Prompt:
Beginning with the line in which "Parse this screenshot: output" appears, transcribe each line word for word until the records end. Do not include pictures.

[Figure record listings]
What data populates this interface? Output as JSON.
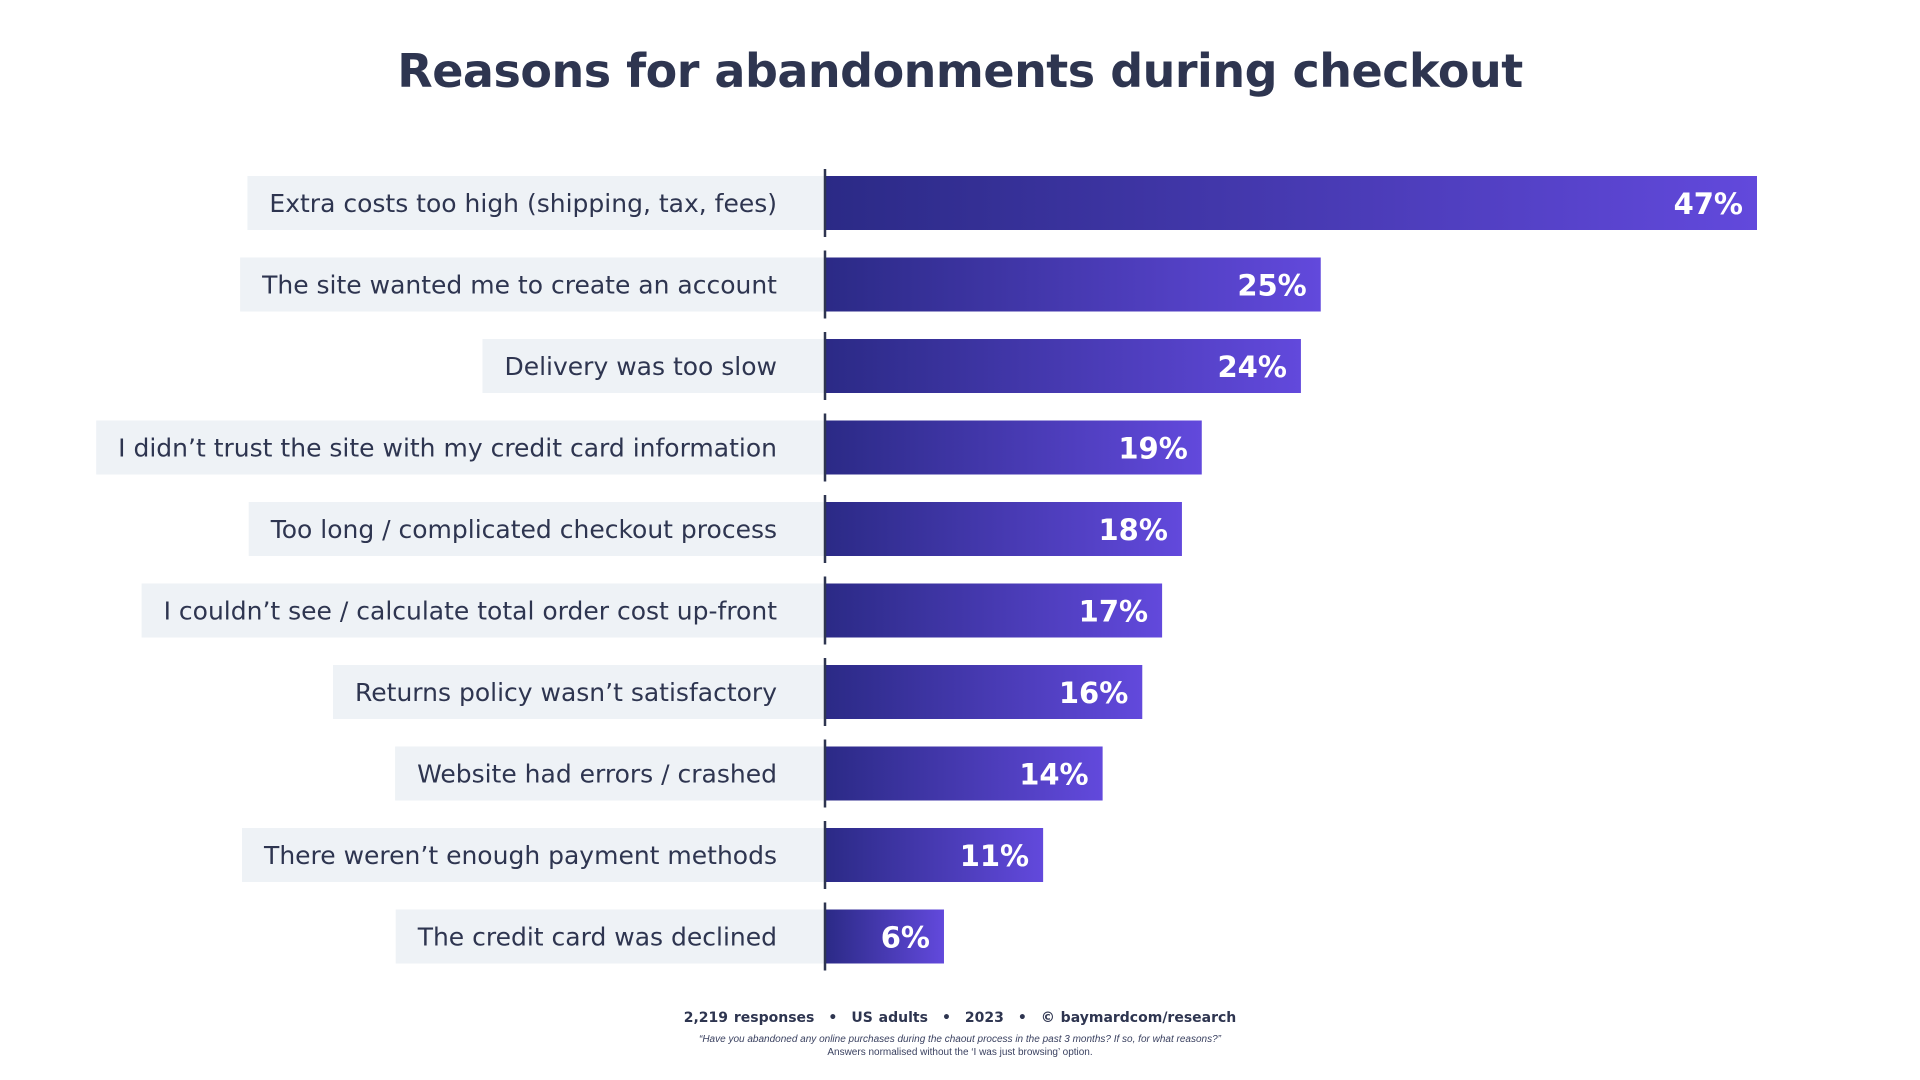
{
  "chart_data": {
    "type": "bar",
    "orientation": "horizontal",
    "title": "Reasons for abandonments during checkout",
    "categories": [
      "Extra costs too high (shipping, tax, fees)",
      "The site wanted me to create an account",
      "Delivery was too slow",
      "I didn’t trust the site with my credit card information",
      "Too long / complicated checkout process",
      "I couldn’t see / calculate total order cost up-front",
      "Returns policy wasn’t satisfactory",
      "Website had errors / crashed",
      "There weren’t enough payment methods",
      "The credit card was declined"
    ],
    "values": [
      47,
      25,
      24,
      19,
      18,
      17,
      16,
      14,
      11,
      6
    ],
    "value_labels": [
      "47%",
      "25%",
      "24%",
      "19%",
      "18%",
      "17%",
      "16%",
      "14%",
      "11%",
      "6%"
    ],
    "unit": "%",
    "colors": {
      "bar_start": "#2b2a86",
      "bar_end": "#6249dc",
      "label_background": "#eef2f6",
      "axis": "#2e3550",
      "value_text": "#ffffff",
      "category_text": "#2e3550"
    }
  },
  "footer": {
    "responses": "2,219 responses",
    "audience": "US adults",
    "year": "2023",
    "source": "© baymardcom/research",
    "separator": "•",
    "question": "“Have you abandoned any online purchases during the chaout process in the past 3 months? If so, for what reasons?”",
    "note": "Answers normalised without the ‘I was just browsing’ option."
  }
}
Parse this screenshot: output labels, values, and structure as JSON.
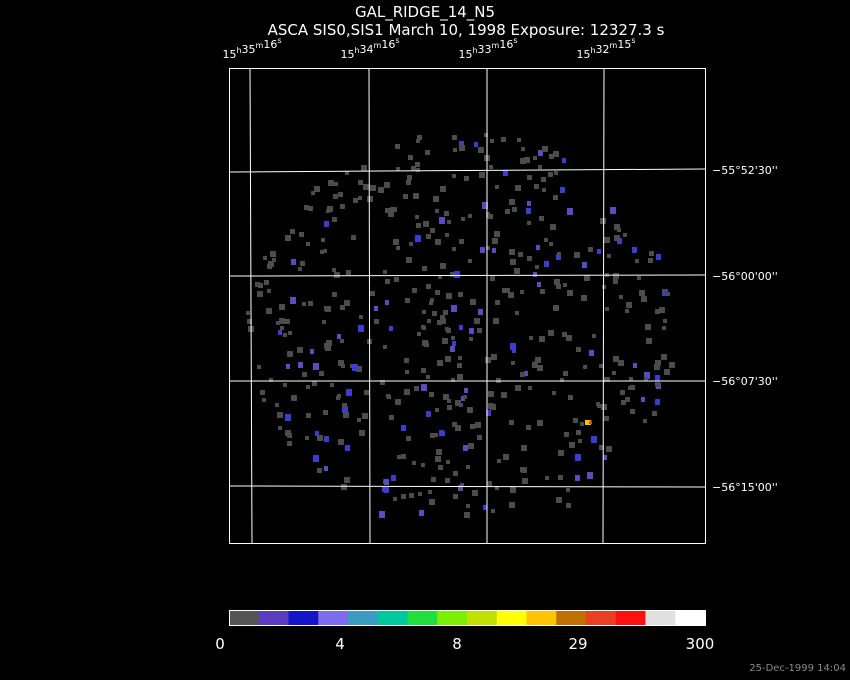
{
  "header": {
    "title": "GAL_RIDGE_14_N5",
    "subtitle": "ASCA SIS0,SIS1 March 10, 1998 Exposure: 12327.3 s"
  },
  "ra_labels": [
    {
      "hours": "15",
      "minutes": "35",
      "seconds": "16"
    },
    {
      "hours": "15",
      "minutes": "34",
      "seconds": "16"
    },
    {
      "hours": "15",
      "minutes": "33",
      "seconds": "16"
    },
    {
      "hours": "15",
      "minutes": "32",
      "seconds": "15"
    }
  ],
  "ra_units": [
    "h",
    "m",
    "s"
  ],
  "dec_labels": [
    "−55°52'30''",
    "−56°00'00''",
    "−56°07'30''",
    "−56°15'00''"
  ],
  "colorbar": {
    "colors": [
      "#555555",
      "#5a3cbe",
      "#1414c8",
      "#7c6cf0",
      "#3c9cc0",
      "#00c89c",
      "#20e040",
      "#7cf000",
      "#c0e000",
      "#ffff00",
      "#ffc400",
      "#c07000",
      "#e84020",
      "#ff1010",
      "#e0e0e0",
      "#ffffff"
    ],
    "labels": [
      "0",
      "4",
      "8",
      "29",
      "300"
    ]
  },
  "timestamp": "25-Dec-1999 14:04"
}
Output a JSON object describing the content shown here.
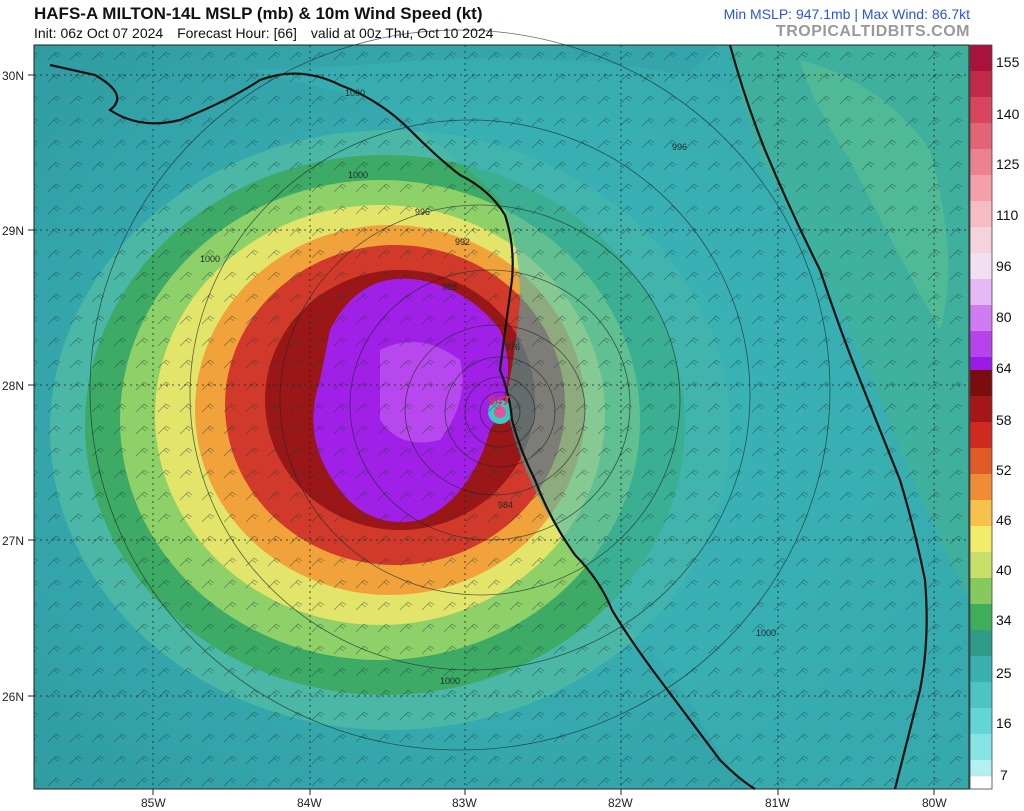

Answer to the problem:
Parse this screenshot: output labels, values, and structure as JSON.
{
  "header": {
    "title": "GAL_RIDGE_14_N5",
    "subtitle": "ASCA SIS0,SIS1 March 10, 1998 Exposure: 12327.3 s"
  },
  "ra_labels": [
    {
      "hours": "15",
      "minutes": "35",
      "seconds": "16"
    },
    {
      "hours": "15",
      "minutes": "34",
      "seconds": "16"
    },
    {
      "hours": "15",
      "minutes": "33",
      "seconds": "16"
    },
    {
      "hours": "15",
      "minutes": "32",
      "seconds": "15"
    }
  ],
  "ra_units": [
    "h",
    "m",
    "s"
  ],
  "dec_labels": [
    "−55°52'30''",
    "−56°00'00''",
    "−56°07'30''",
    "−56°15'00''"
  ],
  "colorbar": {
    "colors": [
      "#555555",
      "#5a3cbe",
      "#1414c8",
      "#7c6cf0",
      "#3c9cc0",
      "#00c89c",
      "#20e040",
      "#7cf000",
      "#c0e000",
      "#ffff00",
      "#ffc400",
      "#c07000",
      "#e84020",
      "#ff1010",
      "#e0e0e0",
      "#ffffff"
    ],
    "labels": [
      "0",
      "4",
      "8",
      "29",
      "300"
    ]
  },
  "timestamp": "25-Dec-1999 14:04"
}
Output a JSON object describing the content shown here.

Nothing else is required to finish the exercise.